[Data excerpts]
• • • • • • •

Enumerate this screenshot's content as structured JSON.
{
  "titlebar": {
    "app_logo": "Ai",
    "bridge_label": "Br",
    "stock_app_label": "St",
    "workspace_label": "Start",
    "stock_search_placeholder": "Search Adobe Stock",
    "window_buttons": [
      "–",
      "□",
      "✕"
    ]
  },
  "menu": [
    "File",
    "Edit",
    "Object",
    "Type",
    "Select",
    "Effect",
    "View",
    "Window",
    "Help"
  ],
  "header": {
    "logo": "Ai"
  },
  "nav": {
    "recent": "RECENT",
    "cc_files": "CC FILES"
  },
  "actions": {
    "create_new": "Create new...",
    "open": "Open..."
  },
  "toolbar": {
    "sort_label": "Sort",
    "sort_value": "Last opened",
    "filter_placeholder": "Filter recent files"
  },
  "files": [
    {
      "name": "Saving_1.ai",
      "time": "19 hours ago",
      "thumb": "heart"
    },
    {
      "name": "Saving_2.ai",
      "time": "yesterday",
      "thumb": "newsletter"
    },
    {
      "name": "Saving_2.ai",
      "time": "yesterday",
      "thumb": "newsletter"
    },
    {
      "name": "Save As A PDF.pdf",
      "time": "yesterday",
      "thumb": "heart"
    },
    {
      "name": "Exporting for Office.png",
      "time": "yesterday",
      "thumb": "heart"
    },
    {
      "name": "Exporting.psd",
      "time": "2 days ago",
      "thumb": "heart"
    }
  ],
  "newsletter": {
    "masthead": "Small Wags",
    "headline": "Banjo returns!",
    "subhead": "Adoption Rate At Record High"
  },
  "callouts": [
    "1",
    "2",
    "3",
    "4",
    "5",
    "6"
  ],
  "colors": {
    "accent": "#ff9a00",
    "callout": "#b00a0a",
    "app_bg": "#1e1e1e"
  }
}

• • • • • • •

**Given exercise**
Return all the data exactly as given.

**Reply**
Enumerate this screenshot's content as structured JSON.
{
  "titlebar": {
    "app_logo": "Ai",
    "bridge_label": "Br",
    "stock_app_label": "St",
    "workspace_label": "Start",
    "stock_search_placeholder": "Search Adobe Stock",
    "window_buttons": [
      "–",
      "□",
      "✕"
    ]
  },
  "menu": [
    "File",
    "Edit",
    "Object",
    "Type",
    "Select",
    "Effect",
    "View",
    "Window",
    "Help"
  ],
  "header": {
    "logo": "Ai"
  },
  "nav": {
    "recent": "RECENT",
    "cc_files": "CC FILES"
  },
  "actions": {
    "create_new": "Create new...",
    "open": "Open..."
  },
  "toolbar": {
    "sort_label": "Sort",
    "sort_value": "Last opened",
    "filter_placeholder": "Filter recent files"
  },
  "files": [
    {
      "name": "Saving_1.ai",
      "time": "19 hours ago",
      "thumb": "heart"
    },
    {
      "name": "Saving_2.ai",
      "time": "yesterday",
      "thumb": "newsletter"
    },
    {
      "name": "Saving_2.ai",
      "time": "yesterday",
      "thumb": "newsletter"
    },
    {
      "name": "Save As A PDF.pdf",
      "time": "yesterday",
      "thumb": "heart"
    },
    {
      "name": "Exporting for Office.png",
      "time": "yesterday",
      "thumb": "heart"
    },
    {
      "name": "Exporting.psd",
      "time": "2 days ago",
      "thumb": "heart"
    }
  ],
  "newsletter": {
    "masthead": "Small Wags",
    "headline": "Banjo returns!",
    "subhead": "Adoption Rate At Record High"
  },
  "callouts": [
    "1",
    "2",
    "3",
    "4",
    "5",
    "6"
  ],
  "colors": {
    "accent": "#ff9a00",
    "callout": "#b00a0a",
    "app_bg": "#1e1e1e"
  }
}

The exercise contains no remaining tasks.